Problem —
Copy each line of the data below with the word "blue".

Records supplied —
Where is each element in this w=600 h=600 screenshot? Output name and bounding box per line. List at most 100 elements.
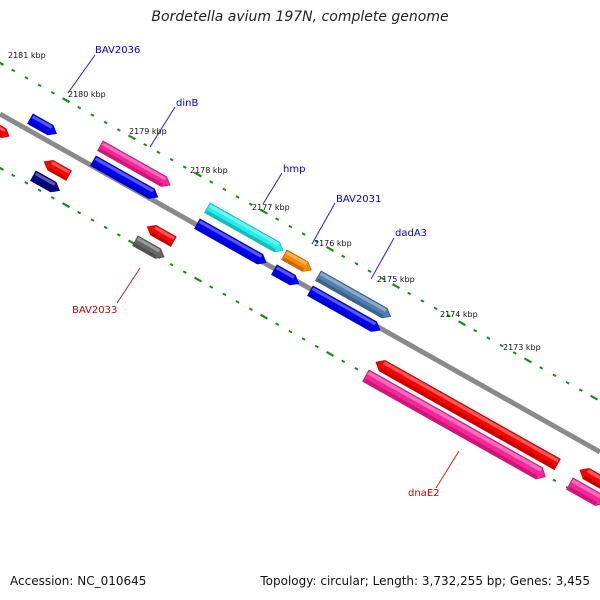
- tick-mark: [457, 320, 467, 327]
- tick-mark: [367, 269, 372, 273]
- tick-mark: [259, 313, 269, 320]
- leader-hmp: [262, 172, 283, 205]
- tick-mark: [314, 344, 319, 349]
- tick-mark: [156, 150, 161, 154]
- leader-dnae2: [435, 450, 460, 489]
- tick-mark: [182, 270, 187, 274]
- gene-red-2[interactable]: [145, 222, 177, 247]
- tick-mark: [127, 134, 137, 141]
- tick-mark: [209, 285, 214, 289]
- tick-mark: [473, 328, 478, 333]
- tick-mark: [248, 202, 253, 207]
- tick-mark: [446, 314, 451, 318]
- gene-label-bav2033[interactable]: BAV2033: [72, 305, 117, 316]
- gene-label-dinb[interactable]: dinB: [176, 98, 198, 109]
- gene-blue-3[interactable]: [271, 264, 302, 288]
- gene-dnae2[interactable]: [362, 369, 549, 482]
- gene-red-small[interactable]: [42, 157, 72, 181]
- tick-mark: [37, 188, 42, 193]
- tick-mark: [314, 239, 319, 244]
- leader-bav2031: [311, 202, 336, 245]
- tick-mark: [325, 245, 335, 252]
- gene-dinb[interactable]: [97, 140, 173, 190]
- tick-mark: [103, 120, 108, 125]
- tick-mark: [341, 359, 346, 364]
- gene-bav2031[interactable]: [281, 249, 314, 275]
- gene-label-dnae2[interactable]: dnaE2: [408, 488, 440, 499]
- tick-mark: [341, 254, 346, 259]
- leader-dada3: [370, 237, 395, 280]
- gene-track: [0, 113, 600, 509]
- tick-mark: [512, 351, 517, 355]
- tick-mark: [143, 143, 148, 147]
- tick-mark: [325, 350, 335, 357]
- tick-mark: [169, 262, 174, 267]
- tick-mark: [288, 329, 293, 334]
- tick-mark: [116, 233, 121, 237]
- tick-mark: [0, 61, 5, 66]
- tick-mark: [259, 208, 269, 215]
- tick-mark: [37, 83, 42, 88]
- tick-mark: [407, 291, 412, 296]
- tick-mark: [11, 173, 16, 178]
- kbp-label: 2179 kbp: [129, 127, 167, 136]
- tick-mark: [50, 91, 55, 95]
- tick-mark: [433, 306, 438, 311]
- tick-mark: [169, 157, 174, 162]
- gene-labels: BAV2036 dinB hmp BAV2031 dadA3 BAV2033 d…: [72, 45, 440, 499]
- tick-mark: [380, 276, 385, 281]
- tick-mark: [77, 105, 82, 110]
- tick-mark: [103, 225, 108, 230]
- tick-mark: [301, 232, 306, 236]
- gene-dada3[interactable]: [315, 270, 394, 321]
- kbp-label: 2175 kbp: [377, 275, 415, 284]
- tick-mark: [354, 262, 359, 266]
- tick-row-outer: [0, 61, 599, 401]
- gene-red-right[interactable]: [577, 465, 600, 491]
- gene-blue-4[interactable]: [307, 285, 383, 335]
- gene-label-dada3[interactable]: dadA3: [395, 228, 427, 239]
- kbp-label: 2174 kbp: [440, 310, 478, 319]
- tick-mark: [354, 367, 359, 371]
- tick-mark: [116, 128, 121, 132]
- tick-mark: [523, 357, 533, 364]
- gene-label-hmp[interactable]: hmp: [283, 164, 305, 175]
- gene-pink-right[interactable]: [566, 477, 600, 509]
- gene-blue-1[interactable]: [90, 155, 161, 202]
- gene-hmp[interactable]: [204, 202, 286, 255]
- kbp-label: 2177 kbp: [252, 203, 290, 212]
- gene-partial-left[interactable]: [0, 121, 11, 141]
- kbp-label: 2173 kbp: [503, 343, 541, 352]
- map-title: Bordetella avium 197N, complete genome: [151, 9, 449, 25]
- tick-mark: [420, 299, 425, 303]
- kbp-label: 2181 kbp: [8, 51, 46, 60]
- leader-dinb: [149, 106, 176, 148]
- gene-label-bav2036[interactable]: BAV2036: [95, 45, 140, 56]
- tick-mark: [589, 394, 599, 401]
- label-leaders: [67, 54, 460, 489]
- tick-mark: [77, 210, 82, 215]
- gene-bav2033[interactable]: [132, 235, 167, 262]
- tick-mark: [222, 187, 227, 192]
- gene-blue-2[interactable]: [194, 218, 269, 267]
- gene-bav2036[interactable]: [27, 113, 60, 138]
- accession-text: Accession: NC_010645: [10, 574, 147, 588]
- tick-mark: [235, 195, 240, 199]
- gene-navy[interactable]: [30, 170, 63, 195]
- gene-red-long[interactable]: [373, 357, 561, 471]
- gene-label-bav2031[interactable]: BAV2031: [336, 194, 381, 205]
- tick-mark: [275, 217, 280, 221]
- tick-mark: [486, 336, 491, 340]
- tick-mark: [193, 276, 203, 283]
- tick-mark: [182, 165, 187, 169]
- tick-mark: [391, 283, 401, 290]
- tick-mark: [50, 196, 55, 200]
- leader-bav2036: [67, 54, 96, 94]
- tick-mark: [24, 181, 29, 185]
- tick-mark: [288, 224, 293, 229]
- kbp-label: 2176 kbp: [314, 239, 352, 248]
- tick-mark: [0, 166, 5, 171]
- kbp-label: 2180 kbp: [68, 90, 106, 99]
- tick-mark: [565, 381, 570, 385]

Output for this task —
- gene-blue-3[interactable]: [271, 264, 302, 288]
- gene-blue-4[interactable]: [307, 285, 383, 335]
- gene-blue-1[interactable]: [90, 155, 161, 202]
- gene-blue-2[interactable]: [194, 218, 269, 267]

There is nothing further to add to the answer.